[Stored entries]
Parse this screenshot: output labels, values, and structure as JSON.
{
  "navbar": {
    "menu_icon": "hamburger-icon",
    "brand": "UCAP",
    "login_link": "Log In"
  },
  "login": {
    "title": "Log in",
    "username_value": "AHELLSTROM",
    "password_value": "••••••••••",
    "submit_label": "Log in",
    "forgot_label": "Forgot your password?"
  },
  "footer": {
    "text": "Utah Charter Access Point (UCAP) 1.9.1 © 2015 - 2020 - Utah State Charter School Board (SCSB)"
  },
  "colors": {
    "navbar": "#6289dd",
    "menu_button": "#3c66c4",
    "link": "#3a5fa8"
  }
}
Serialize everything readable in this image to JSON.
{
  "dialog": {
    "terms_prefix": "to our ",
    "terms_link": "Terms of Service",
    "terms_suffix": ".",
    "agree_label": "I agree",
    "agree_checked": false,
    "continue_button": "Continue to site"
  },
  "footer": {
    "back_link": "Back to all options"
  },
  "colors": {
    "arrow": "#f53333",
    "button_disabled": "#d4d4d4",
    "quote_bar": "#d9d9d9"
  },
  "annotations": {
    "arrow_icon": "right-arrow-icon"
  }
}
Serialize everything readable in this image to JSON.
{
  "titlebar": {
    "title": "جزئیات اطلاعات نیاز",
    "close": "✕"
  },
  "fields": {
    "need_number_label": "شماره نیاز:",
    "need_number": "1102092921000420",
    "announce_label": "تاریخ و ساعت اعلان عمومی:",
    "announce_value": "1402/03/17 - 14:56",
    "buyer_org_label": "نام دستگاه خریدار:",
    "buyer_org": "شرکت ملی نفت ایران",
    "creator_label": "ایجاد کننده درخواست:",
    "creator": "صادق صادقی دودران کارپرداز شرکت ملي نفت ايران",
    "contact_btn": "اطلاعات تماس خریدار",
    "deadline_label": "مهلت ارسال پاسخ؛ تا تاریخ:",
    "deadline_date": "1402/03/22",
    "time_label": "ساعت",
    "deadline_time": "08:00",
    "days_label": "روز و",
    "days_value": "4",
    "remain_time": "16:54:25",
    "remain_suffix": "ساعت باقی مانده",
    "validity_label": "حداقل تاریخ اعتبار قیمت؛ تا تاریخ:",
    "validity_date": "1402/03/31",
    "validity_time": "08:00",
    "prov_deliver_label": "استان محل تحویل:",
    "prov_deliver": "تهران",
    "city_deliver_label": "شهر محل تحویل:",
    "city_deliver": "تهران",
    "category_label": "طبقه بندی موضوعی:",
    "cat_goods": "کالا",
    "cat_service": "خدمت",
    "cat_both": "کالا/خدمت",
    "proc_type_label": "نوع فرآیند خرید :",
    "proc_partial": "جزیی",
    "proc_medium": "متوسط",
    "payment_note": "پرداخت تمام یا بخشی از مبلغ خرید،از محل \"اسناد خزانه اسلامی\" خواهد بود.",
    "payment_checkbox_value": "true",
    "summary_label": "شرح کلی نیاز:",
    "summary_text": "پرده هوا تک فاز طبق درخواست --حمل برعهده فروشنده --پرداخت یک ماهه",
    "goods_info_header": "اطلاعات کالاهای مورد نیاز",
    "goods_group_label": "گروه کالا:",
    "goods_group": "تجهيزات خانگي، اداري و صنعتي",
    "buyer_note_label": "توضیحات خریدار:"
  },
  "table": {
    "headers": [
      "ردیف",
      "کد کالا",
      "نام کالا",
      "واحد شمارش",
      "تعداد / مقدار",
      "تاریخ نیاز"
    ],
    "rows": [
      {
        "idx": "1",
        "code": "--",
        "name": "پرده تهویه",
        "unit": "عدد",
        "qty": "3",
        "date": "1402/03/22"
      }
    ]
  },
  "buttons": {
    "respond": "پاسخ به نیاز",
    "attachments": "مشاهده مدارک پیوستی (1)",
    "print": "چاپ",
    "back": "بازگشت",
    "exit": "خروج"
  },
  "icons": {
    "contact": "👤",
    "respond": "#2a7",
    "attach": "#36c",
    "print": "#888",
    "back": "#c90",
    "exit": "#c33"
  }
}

Problem to work on: Every line holding "arrow" should be copied out.

Task output:
    "arrow": "#f53333",
    "arrow_icon": "right-arrow-icon"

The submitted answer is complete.